**Exercise aim**
Can you edit the material below so that each "tiktok-logo-icon" is replaced with "app-logo-icon", with every other line left unchanged and the pictures left out of your answer?

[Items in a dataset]
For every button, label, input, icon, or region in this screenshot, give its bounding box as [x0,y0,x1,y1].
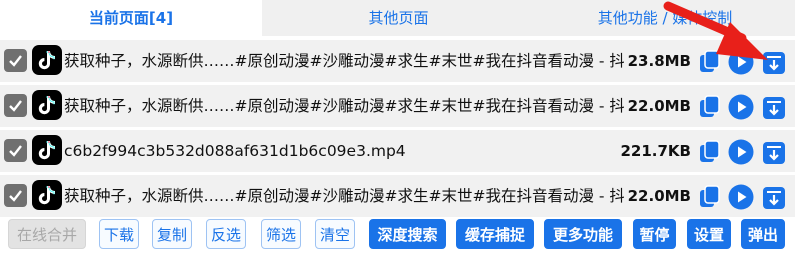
file-name: 获取种子，水源断供……#原创动漫#沙雕动漫#求生#末世#我在抖音看动漫 - 抖音 [64,52,624,70]
file-size: 22.0MB [627,187,691,205]
file-size: 22.0MB [627,97,691,115]
list-item: 获取种子，水源断供……#原创动漫#沙雕动漫#求生#末世#我在抖音看动漫 - 抖音… [0,175,795,217]
tab-bar: 当前页面[4] 其他页面 其他功能 / 媒体控制 [0,0,795,36]
bottom-toolbar: 在线合并 下载 复制 反选 筛选 清空 深度搜索 缓存捕捉 更多功能 暂停 设置… [0,216,795,255]
tiktok-logo-icon [32,90,62,120]
more-functions-button[interactable]: 更多功能 [544,219,622,249]
file-name: c6b2f994c3b532d088af631d1b6c09e3.mp4 [64,142,406,160]
tiktok-logo-icon [32,180,62,210]
download-icon[interactable] [759,93,789,123]
file-name: 获取种子，水源断供……#原创动漫#沙雕动漫#求生#末世#我在抖音看动漫 - 抖音 [64,187,624,205]
deep-search-button[interactable]: 深度搜索 [369,219,446,249]
copy-icon[interactable] [698,50,722,74]
checkbox[interactable] [4,49,27,72]
popout-button[interactable]: 弹出 [741,219,785,249]
checkmark-icon [9,100,22,112]
play-icon[interactable] [728,49,754,75]
play-icon[interactable] [728,184,754,210]
settings-button[interactable]: 设置 [687,219,731,249]
checkmark-icon [9,55,22,67]
checkbox[interactable] [4,94,27,117]
copy-button[interactable]: 复制 [152,219,192,249]
invert-selection-button[interactable]: 反选 [206,219,246,249]
download-icon[interactable] [759,183,789,213]
play-icon[interactable] [728,94,754,120]
tab-other-functions[interactable]: 其他功能 / 媒体控制 [535,0,795,36]
play-icon[interactable] [728,139,754,165]
checkmark-icon [9,145,22,157]
file-size: 23.8MB [627,52,691,70]
copy-icon[interactable] [698,95,722,119]
pause-button[interactable]: 暂停 [633,219,676,249]
list-item: 获取种子，水源断供……#原创动漫#沙雕动漫#求生#末世#我在抖音看动漫 - 抖音… [0,40,795,82]
clear-button[interactable]: 清空 [315,219,355,249]
copy-icon[interactable] [698,140,722,164]
merge-online-button[interactable]: 在线合并 [8,219,86,249]
download-button[interactable]: 下载 [99,219,139,249]
cache-capture-button[interactable]: 缓存捕捉 [456,219,534,249]
tiktok-logo-icon [32,45,62,75]
list-item: c6b2f994c3b532d088af631d1b6c09e3.mp4 221… [0,130,795,172]
list-item: 获取种子，水源断供……#原创动漫#沙雕动漫#求生#末世#我在抖音看动漫 - 抖音… [0,85,795,127]
download-icon[interactable] [759,138,789,168]
file-name: 获取种子，水源断供……#原创动漫#沙雕动漫#求生#末世#我在抖音看动漫 - 抖音 [64,97,624,115]
tab-other-pages[interactable]: 其他页面 [262,0,535,36]
checkbox[interactable] [4,184,27,207]
checkbox[interactable] [4,139,27,162]
copy-icon[interactable] [698,185,722,209]
file-size: 221.7KB [620,142,691,160]
tab-current-page[interactable]: 当前页面[4] [0,0,262,36]
filter-button[interactable]: 筛选 [261,219,301,249]
checkmark-icon [9,190,22,202]
download-icon[interactable] [759,48,789,78]
tiktok-logo-icon [32,135,62,165]
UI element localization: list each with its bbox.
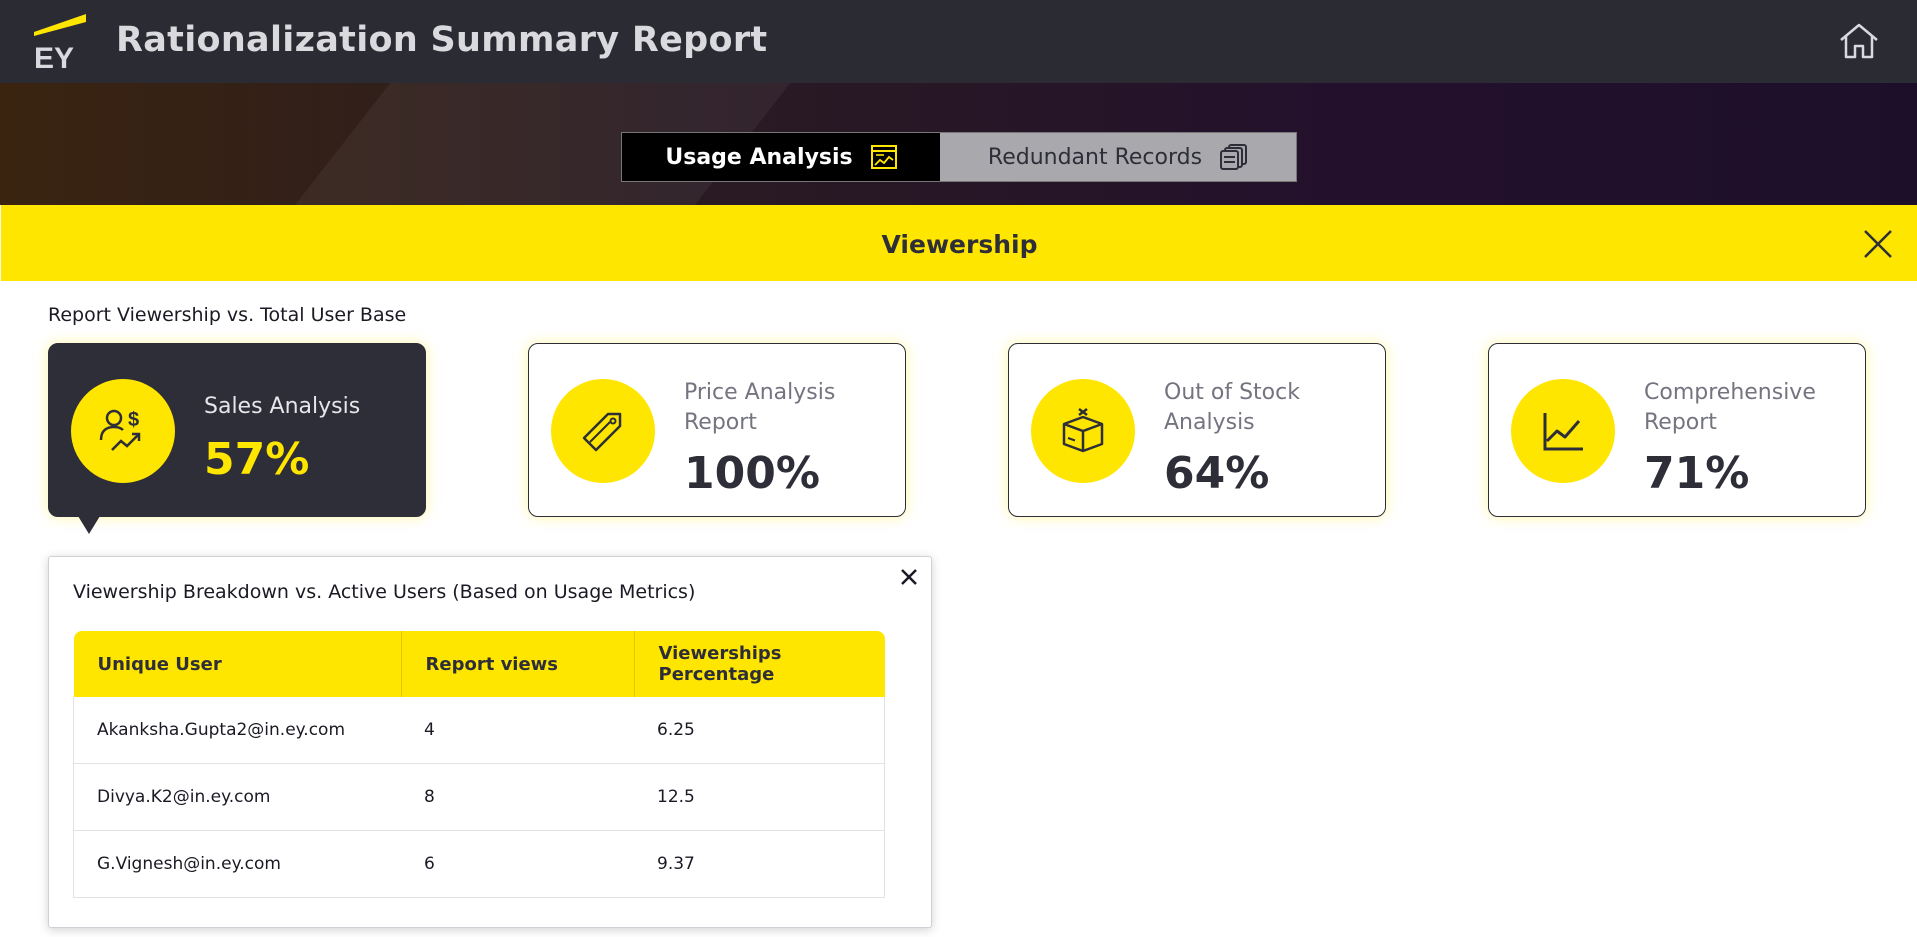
tab-bar: Usage Analysis Redundant Records: [621, 132, 1297, 182]
column-header-viewership-percentage[interactable]: Viewerships Percentage: [634, 631, 885, 697]
chart-window-icon: [870, 145, 897, 169]
cell-viewership-percentage: 6.25: [634, 697, 885, 764]
ey-logo: EY: [34, 14, 86, 72]
cell-unique-user: G.Vignesh@in.ey.com: [73, 830, 401, 898]
price-tag-icon: [582, 412, 622, 452]
stacked-cards-icon: [1220, 144, 1248, 170]
column-header-report-views[interactable]: Report views: [401, 631, 635, 697]
empty-box-icon: [1062, 408, 1104, 453]
card-value: 57%: [204, 434, 310, 485]
svg-text:EY: EY: [34, 42, 74, 72]
panel-header: Viewership: [1, 205, 1917, 281]
card-value: 64%: [1164, 448, 1270, 499]
line-chart-icon: [1543, 413, 1583, 451]
card-price-analysis-report[interactable]: Price Analysis Report 100%: [528, 343, 906, 517]
card-sales-analysis[interactable]: $ Sales Analysis 57%: [48, 343, 426, 517]
column-header-unique-user[interactable]: Unique User: [73, 631, 402, 697]
cell-report-views: 8: [401, 763, 634, 831]
cell-unique-user: Akanksha.Gupta2@in.ey.com: [73, 697, 401, 764]
table-row: Divya.K2@in.ey.com 8 12.5: [73, 763, 885, 831]
tab-redundant-records-label: Redundant Records: [987, 144, 1203, 170]
card-label: Comprehensive Report: [1644, 380, 1816, 435]
table-header-row: Unique User Report views Viewerships Per…: [73, 631, 885, 697]
tab-redundant-records[interactable]: Redundant Records: [940, 133, 1296, 181]
card-value: 71%: [1644, 448, 1750, 499]
table-row: Akanksha.Gupta2@in.ey.com 4 6.25: [73, 697, 885, 764]
tab-usage-analysis[interactable]: Usage Analysis: [622, 133, 940, 181]
viewership-breakdown-popup: Viewership Breakdown vs. Active Users (B…: [48, 556, 932, 928]
top-bar: EY Rationalization Summary Report: [0, 0, 1917, 83]
cell-viewership-percentage: 9.37: [634, 830, 885, 898]
svg-text:$: $: [128, 409, 139, 431]
cell-report-views: 6: [401, 830, 634, 898]
card-label: Sales Analysis: [204, 394, 361, 419]
card-value: 100%: [684, 448, 820, 499]
home-icon[interactable]: [1838, 22, 1880, 60]
panel-title: Viewership: [881, 230, 1038, 259]
user-dollar-trend-icon: $: [99, 409, 141, 451]
table-row: G.Vignesh@in.ey.com 6 9.37: [73, 830, 885, 898]
close-icon[interactable]: [899, 567, 919, 587]
close-icon[interactable]: [1862, 228, 1894, 260]
cell-report-views: 4: [401, 697, 634, 764]
popup-title: Viewership Breakdown vs. Active Users (B…: [73, 581, 696, 603]
card-label: Price Analysis Report: [684, 380, 836, 435]
tab-usage-analysis-label: Usage Analysis: [665, 144, 853, 170]
cell-unique-user: Divya.K2@in.ey.com: [73, 763, 401, 831]
app-title: Rationalization Summary Report: [116, 20, 768, 60]
card-comprehensive-report[interactable]: Comprehensive Report 71%: [1488, 343, 1866, 517]
section-label: Report Viewership vs. Total User Base: [48, 304, 407, 326]
card-out-of-stock-analysis[interactable]: Out of Stock Analysis 64%: [1008, 343, 1386, 517]
cell-viewership-percentage: 12.5: [634, 763, 885, 831]
card-label: Out of Stock Analysis: [1164, 380, 1300, 435]
viewership-table: Unique User Report views Viewerships Per…: [73, 631, 885, 898]
card-pointer: [78, 516, 100, 534]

**Reply to the task**
For every button, label, input, icon, or region in this screenshot, give its bounding box as [x0,y0,x1,y1].
file-name: 获取种子，水源断供……#原创动漫#沙雕动漫#求生#末世#我在抖音看动漫 - 抖音 [64,52,624,70]
file-size: 22.0MB [627,187,691,205]
file-size: 22.0MB [627,97,691,115]
list-item: 获取种子，水源断供……#原创动漫#沙雕动漫#求生#末世#我在抖音看动漫 - 抖音… [0,175,795,217]
tab-bar: 当前页面[4] 其他页面 其他功能 / 媒体控制 [0,0,795,36]
bottom-toolbar: 在线合并 下载 复制 反选 筛选 清空 深度搜索 缓存捕捉 更多功能 暂停 设置… [0,216,795,255]
app-logo-icon [32,90,62,120]
more-functions-button[interactable]: 更多功能 [544,219,622,249]
file-name: c6b2f994c3b532d088af631d1b6c09e3.mp4 [64,142,406,160]
app-logo-icon [32,180,62,210]
download-icon[interactable] [759,93,789,123]
file-name: 获取种子，水源断供……#原创动漫#沙雕动漫#求生#末世#我在抖音看动漫 - 抖音 [64,187,624,205]
deep-search-button[interactable]: 深度搜索 [369,219,446,249]
copy-icon[interactable] [698,50,722,74]
checkbox[interactable] [4,49,27,72]
popout-button[interactable]: 弹出 [741,219,785,249]
checkmark-icon [9,100,22,112]
play-icon[interactable] [728,49,754,75]
play-icon[interactable] [728,184,754,210]
settings-button[interactable]: 设置 [687,219,731,249]
checkmark-icon [9,55,22,67]
checkbox[interactable] [4,94,27,117]
copy-button[interactable]: 复制 [152,219,192,249]
invert-selection-button[interactable]: 反选 [206,219,246,249]
download-icon[interactable] [759,183,789,213]
play-icon[interactable] [728,94,754,120]
tab-other-functions[interactable]: 其他功能 / 媒体控制 [535,0,795,36]
play-icon[interactable] [728,139,754,165]
checkmark-icon [9,145,22,157]
file-size: 23.8MB [627,52,691,70]
copy-icon[interactable] [698,95,722,119]
pause-button[interactable]: 暂停 [633,219,676,249]
list-item: 获取种子，水源断供……#原创动漫#沙雕动漫#求生#末世#我在抖音看动漫 - 抖音… [0,40,795,82]
clear-button[interactable]: 清空 [315,219,355,249]
copy-icon[interactable] [698,140,722,164]
merge-online-button[interactable]: 在线合并 [8,219,86,249]
download-button[interactable]: 下载 [99,219,139,249]
cache-capture-button[interactable]: 缓存捕捉 [456,219,534,249]
app-logo-icon [32,45,62,75]
list-item: c6b2f994c3b532d088af631d1b6c09e3.mp4 221… [0,130,795,172]
list-item: 获取种子，水源断供……#原创动漫#沙雕动漫#求生#末世#我在抖音看动漫 - 抖音… [0,85,795,127]
download-icon[interactable] [759,138,789,168]
file-name: 获取种子，水源断供……#原创动漫#沙雕动漫#求生#末世#我在抖音看动漫 - 抖音 [64,97,624,115]
tab-other-pages[interactable]: 其他页面 [262,0,535,36]
checkbox[interactable] [4,184,27,207]
checkbox[interactable] [4,139,27,162]
copy-icon[interactable] [698,185,722,209]
file-size: 221.7KB [620,142,691,160]
tab-current-page[interactable]: 当前页面[4] [0,0,262,36]
filter-button[interactable]: 筛选 [261,219,301,249]
checkmark-icon [9,190,22,202]
download-icon[interactable] [759,48,789,78]
app-logo-icon [32,135,62,165]
UI element localization: list each with its bbox.
tab-bar: Usage Analysis Redundant Records: [621, 132, 1297, 182]
column-header-viewership-percentage[interactable]: Viewerships Percentage: [634, 631, 885, 697]
chart-window-icon: [870, 145, 897, 169]
cell-viewership-percentage: 6.25: [634, 697, 885, 764]
ey-logo: EY: [34, 14, 86, 72]
cell-unique-user: G.Vignesh@in.ey.com: [73, 830, 401, 898]
price-tag-icon: [582, 412, 622, 452]
stacked-cards-icon: [1220, 144, 1248, 170]
column-header-report-views[interactable]: Report views: [401, 631, 635, 697]
empty-box-icon: [1062, 408, 1104, 453]
card-value: 57%: [204, 434, 310, 485]
svg-text:EY: EY: [34, 42, 74, 72]
panel-header: Viewership: [1, 205, 1917, 281]
card-value: 64%: [1164, 448, 1270, 499]
line-chart-icon: [1543, 413, 1583, 451]
card-price-analysis-report[interactable]: Price Analysis Report 100%: [528, 343, 906, 517]
card-sales-analysis[interactable]: $ Sales Analysis 57%: [48, 343, 426, 517]
column-header-unique-user[interactable]: Unique User: [73, 631, 402, 697]
cell-report-views: 8: [401, 763, 634, 831]
cell-unique-user: Akanksha.Gupta2@in.ey.com: [73, 697, 401, 764]
table-row: Divya.K2@in.ey.com 8 12.5: [73, 763, 885, 831]
tab-redundant-records-label: Redundant Records: [987, 144, 1203, 170]
card-label: Comprehensive Report: [1644, 380, 1816, 435]
table-header-row: Unique User Report views Viewerships Per…: [73, 631, 885, 697]
tab-redundant-records[interactable]: Redundant Records: [940, 133, 1296, 181]
card-value: 71%: [1644, 448, 1750, 499]
table-row: Akanksha.Gupta2@in.ey.com 4 6.25: [73, 697, 885, 764]
tab-usage-analysis[interactable]: Usage Analysis: [622, 133, 940, 181]
viewership-breakdown-popup: Viewership Breakdown vs. Active Users (B…: [48, 556, 932, 928]
top-bar: EY Rationalization Summary Report: [0, 0, 1917, 83]
cell-viewership-percentage: 9.37: [634, 830, 885, 898]
svg-text:$: $: [128, 409, 139, 431]
cell-report-views: 6: [401, 830, 634, 898]
card-label: Sales Analysis: [204, 394, 361, 419]
card-value: 100%: [684, 448, 820, 499]
home-icon[interactable]: [1838, 22, 1880, 60]
panel-title: Viewership: [881, 230, 1038, 259]
user-dollar-trend-icon: $: [99, 409, 141, 451]
table-row: G.Vignesh@in.ey.com 6 9.37: [73, 830, 885, 898]
close-icon[interactable]: [899, 567, 919, 587]
close-icon[interactable]: [1862, 228, 1894, 260]
cell-report-views: 4: [401, 697, 634, 764]
popup-title: Viewership Breakdown vs. Active Users (B…: [73, 581, 696, 603]
card-label: Price Analysis Report: [684, 380, 836, 435]
tab-usage-analysis-label: Usage Analysis: [665, 144, 853, 170]
cell-unique-user: Divya.K2@in.ey.com: [73, 763, 401, 831]
app-title: Rationalization Summary Report: [116, 20, 768, 60]
card-comprehensive-report[interactable]: Comprehensive Report 71%: [1488, 343, 1866, 517]
section-label: Report Viewership vs. Total User Base: [48, 304, 407, 326]
card-out-of-stock-analysis[interactable]: Out of Stock Analysis 64%: [1008, 343, 1386, 517]
cell-viewership-percentage: 12.5: [634, 763, 885, 831]
card-label: Out of Stock Analysis: [1164, 380, 1300, 435]
viewership-table: Unique User Report views Viewerships Per…: [73, 631, 885, 898]
card-pointer: [78, 516, 100, 534]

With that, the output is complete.